Text excerpt:
┌──

5 Foolproof Tips for Increasing Credit Score
Tips for increasing credit score is a major topic on the worldwide web, with so many credit advisory platforms addressing the question from different perspectives. However, increasing credit score is not as complicated as the topic may seem to suggest.
Actually, there is no magic to it, but despite this, there are some few steps that you could take, which are certain to work in your favor if you intend to increase your credit score.
The first tip for increasing credit score involves timely payment of bills
This is pretty an easy one to implement, right? That’s what many people might think. However, as easy as it might seem, not many people are able to implement this simple routine in their bill settlement schedule.
Therefore, it is important to establish channels that will help you make payments on time and without failure. You can implement this by automating some of your bills, especially the ones related to servicing loans or paying for your credit card debt.
You can also improve payments by separating your income. Set aside the money that you plan to use for bill payments from the money you intend to use on regular spending, savings, and other financial outflows.
This will enable you to settle your bills without failure thereby increasing your credit score. Notice that the FICO credit score system which uses a three digit number to allocate credit score to consumers looks into your historical payments relating to bills (rent, mortgage, credit card debt, and personal loan among others). Therefore this is a very crucial item for increasing credit score.
Maxing out your credit cards isn’t a good idea
Some people prefer to use their available credit up to the limit. It is enticing to do so after all because you will be settling the debt at the end of the period. However, this is actually not a good idea. Increasing credit score is pretty match possible if you prefer the reverse of this scenario. When calculating the credit score, the system picks out your total debt and compares it with your available credit.
The higher the credit utilization ratio, the lower the credit score you are likely to get. Therefore, if you are looking for tips of increasing credit score, reducing this ratio would be one of them and this means that maxing out your credit cards isn’t going to cut it.

└──

Actions to take:
A - Summarize the credit score tips text in two sentences.
B - Return everything in the credit score tips text from "Therefore, it is" down to "increasing credit score.", copied word for word.

Available data:
┌──

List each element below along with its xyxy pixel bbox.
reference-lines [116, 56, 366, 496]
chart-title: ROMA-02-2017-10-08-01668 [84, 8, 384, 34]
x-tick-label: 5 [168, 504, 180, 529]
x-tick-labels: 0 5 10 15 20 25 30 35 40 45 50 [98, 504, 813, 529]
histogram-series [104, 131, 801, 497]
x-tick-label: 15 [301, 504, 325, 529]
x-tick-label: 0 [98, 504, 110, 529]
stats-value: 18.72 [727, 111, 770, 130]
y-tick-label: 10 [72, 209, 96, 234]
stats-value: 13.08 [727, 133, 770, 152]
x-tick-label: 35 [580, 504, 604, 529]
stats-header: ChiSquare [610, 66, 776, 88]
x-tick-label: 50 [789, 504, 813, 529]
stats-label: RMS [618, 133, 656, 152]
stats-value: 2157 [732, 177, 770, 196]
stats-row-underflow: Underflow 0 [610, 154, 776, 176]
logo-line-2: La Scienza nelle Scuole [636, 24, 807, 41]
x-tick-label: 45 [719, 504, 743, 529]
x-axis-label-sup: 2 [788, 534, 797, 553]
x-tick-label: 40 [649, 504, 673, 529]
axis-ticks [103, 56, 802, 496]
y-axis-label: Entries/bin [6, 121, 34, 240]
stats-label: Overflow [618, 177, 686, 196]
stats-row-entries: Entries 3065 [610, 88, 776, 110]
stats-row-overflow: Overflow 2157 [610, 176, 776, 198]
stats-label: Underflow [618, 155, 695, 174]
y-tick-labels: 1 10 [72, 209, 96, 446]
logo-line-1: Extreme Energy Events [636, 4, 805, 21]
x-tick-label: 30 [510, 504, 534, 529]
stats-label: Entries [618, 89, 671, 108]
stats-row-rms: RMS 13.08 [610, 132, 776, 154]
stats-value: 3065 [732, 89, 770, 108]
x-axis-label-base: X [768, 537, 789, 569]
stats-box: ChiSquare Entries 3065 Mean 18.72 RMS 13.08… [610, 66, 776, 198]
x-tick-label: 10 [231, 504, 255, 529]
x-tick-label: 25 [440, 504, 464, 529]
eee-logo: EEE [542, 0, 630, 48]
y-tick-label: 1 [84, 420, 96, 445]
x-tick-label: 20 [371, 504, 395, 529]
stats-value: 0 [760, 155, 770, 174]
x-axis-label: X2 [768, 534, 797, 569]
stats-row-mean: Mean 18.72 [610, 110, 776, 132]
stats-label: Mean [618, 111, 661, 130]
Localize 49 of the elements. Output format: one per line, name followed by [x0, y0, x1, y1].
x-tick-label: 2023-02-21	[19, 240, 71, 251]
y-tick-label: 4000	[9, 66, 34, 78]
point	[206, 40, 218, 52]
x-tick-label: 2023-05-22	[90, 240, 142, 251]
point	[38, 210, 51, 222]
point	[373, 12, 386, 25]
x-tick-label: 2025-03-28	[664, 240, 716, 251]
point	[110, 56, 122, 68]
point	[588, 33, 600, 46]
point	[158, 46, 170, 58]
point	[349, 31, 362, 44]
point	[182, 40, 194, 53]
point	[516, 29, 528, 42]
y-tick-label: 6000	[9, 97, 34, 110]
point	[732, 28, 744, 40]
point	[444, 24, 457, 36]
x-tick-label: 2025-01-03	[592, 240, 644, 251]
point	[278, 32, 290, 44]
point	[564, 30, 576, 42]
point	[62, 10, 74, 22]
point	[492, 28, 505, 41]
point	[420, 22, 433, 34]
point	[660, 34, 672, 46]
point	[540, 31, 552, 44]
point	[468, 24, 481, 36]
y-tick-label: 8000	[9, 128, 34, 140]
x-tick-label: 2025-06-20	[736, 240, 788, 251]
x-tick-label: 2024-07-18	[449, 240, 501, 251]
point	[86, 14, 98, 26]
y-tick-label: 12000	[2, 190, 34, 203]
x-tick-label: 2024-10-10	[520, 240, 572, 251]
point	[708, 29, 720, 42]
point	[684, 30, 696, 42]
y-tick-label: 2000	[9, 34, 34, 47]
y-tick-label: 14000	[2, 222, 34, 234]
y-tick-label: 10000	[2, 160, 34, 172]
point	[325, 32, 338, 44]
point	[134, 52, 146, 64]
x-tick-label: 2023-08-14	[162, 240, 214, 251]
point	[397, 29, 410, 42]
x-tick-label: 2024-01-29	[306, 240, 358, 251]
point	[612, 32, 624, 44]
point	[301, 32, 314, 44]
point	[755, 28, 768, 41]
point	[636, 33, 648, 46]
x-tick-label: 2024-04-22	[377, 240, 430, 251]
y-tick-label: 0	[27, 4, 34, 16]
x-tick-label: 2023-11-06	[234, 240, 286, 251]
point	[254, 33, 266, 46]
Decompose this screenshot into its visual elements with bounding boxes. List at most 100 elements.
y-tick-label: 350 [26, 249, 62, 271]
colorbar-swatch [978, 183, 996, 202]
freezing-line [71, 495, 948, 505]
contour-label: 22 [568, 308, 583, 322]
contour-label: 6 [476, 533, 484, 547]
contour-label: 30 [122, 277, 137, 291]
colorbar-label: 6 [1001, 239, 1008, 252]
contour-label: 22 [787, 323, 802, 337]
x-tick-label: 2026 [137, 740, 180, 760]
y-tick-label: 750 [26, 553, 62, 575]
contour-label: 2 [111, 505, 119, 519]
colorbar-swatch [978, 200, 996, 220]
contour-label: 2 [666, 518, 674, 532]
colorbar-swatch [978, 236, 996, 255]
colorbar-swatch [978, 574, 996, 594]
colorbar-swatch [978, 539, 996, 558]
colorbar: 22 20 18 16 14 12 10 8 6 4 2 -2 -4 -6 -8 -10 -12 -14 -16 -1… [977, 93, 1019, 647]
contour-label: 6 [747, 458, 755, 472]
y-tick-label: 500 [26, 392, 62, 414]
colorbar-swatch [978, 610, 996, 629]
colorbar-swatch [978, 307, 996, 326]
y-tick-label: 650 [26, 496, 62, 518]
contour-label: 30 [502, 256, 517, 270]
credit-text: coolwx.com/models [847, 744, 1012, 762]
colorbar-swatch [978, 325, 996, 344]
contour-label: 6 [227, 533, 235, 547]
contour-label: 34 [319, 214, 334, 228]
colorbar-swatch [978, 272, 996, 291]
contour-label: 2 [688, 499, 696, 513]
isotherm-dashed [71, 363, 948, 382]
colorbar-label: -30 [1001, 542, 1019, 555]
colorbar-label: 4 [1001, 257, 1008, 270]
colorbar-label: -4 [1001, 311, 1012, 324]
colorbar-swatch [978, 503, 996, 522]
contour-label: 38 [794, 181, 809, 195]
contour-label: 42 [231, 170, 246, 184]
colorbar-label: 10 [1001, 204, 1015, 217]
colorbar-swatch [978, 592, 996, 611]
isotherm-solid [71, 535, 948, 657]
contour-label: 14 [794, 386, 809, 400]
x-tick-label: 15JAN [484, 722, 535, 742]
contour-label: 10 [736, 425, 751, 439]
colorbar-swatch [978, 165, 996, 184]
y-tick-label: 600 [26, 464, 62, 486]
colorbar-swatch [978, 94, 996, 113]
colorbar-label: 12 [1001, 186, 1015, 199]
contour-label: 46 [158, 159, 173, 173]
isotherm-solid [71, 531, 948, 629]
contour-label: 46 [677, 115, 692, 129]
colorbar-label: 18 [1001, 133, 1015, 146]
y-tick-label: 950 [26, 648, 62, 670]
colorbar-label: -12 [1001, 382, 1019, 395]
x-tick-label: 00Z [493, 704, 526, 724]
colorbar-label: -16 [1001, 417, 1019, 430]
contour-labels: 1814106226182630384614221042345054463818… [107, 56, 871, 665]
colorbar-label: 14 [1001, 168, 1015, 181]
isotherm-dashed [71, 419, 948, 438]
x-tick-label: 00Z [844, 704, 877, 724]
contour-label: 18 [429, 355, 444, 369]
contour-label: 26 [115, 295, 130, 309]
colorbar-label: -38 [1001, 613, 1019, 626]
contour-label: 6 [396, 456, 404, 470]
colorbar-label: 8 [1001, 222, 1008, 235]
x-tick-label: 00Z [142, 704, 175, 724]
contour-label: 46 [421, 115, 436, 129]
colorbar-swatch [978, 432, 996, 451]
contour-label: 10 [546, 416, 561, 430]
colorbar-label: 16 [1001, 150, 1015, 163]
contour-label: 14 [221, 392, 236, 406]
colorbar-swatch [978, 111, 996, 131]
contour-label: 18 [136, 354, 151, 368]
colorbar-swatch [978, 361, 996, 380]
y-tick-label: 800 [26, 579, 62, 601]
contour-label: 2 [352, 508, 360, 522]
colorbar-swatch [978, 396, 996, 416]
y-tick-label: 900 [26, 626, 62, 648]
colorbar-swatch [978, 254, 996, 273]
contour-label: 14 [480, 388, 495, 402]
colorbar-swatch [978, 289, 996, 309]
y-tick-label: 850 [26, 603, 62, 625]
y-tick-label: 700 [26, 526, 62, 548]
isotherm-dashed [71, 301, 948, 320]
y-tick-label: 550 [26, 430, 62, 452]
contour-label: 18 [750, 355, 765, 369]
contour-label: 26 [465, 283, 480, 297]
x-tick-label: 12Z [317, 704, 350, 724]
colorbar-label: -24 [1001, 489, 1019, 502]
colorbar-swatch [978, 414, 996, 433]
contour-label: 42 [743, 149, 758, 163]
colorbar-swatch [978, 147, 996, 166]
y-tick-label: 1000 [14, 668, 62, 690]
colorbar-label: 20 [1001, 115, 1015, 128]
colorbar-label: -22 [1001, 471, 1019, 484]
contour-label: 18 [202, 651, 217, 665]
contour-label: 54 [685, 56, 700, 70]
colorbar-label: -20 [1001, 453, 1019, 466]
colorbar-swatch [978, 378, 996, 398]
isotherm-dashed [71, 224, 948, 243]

└──

Responses:
A - Increasing a credit score is less complicated than it may seem, and a few steps are certain to help. Pay bills on time, for example by automating some bills and setting aside money for them, and avoid maxing out credit cards, since a higher credit utilization ratio is likely to mean a lower score.

B -
Therefore, it is important to establish channels that will help you make payments on time and without failure. You can implement this by automating some of your bills, especially the ones related to servicing loans or paying for your credit card debt.
You can also improve payments by separating your income. Set aside the money that you plan to use for bill payments from the money you intend to use on regular spending, savings, and other financial outflows.
This will enable you to settle your bills without failure thereby increasing your credit score. Notice that the FICO credit score system which uses a three digit number to allocate credit score to consumers looks into your historical payments relating to bills (rent, mortgage, credit card debt, and personal loan among others). Therefore this is a very crucial item for increasing credit score.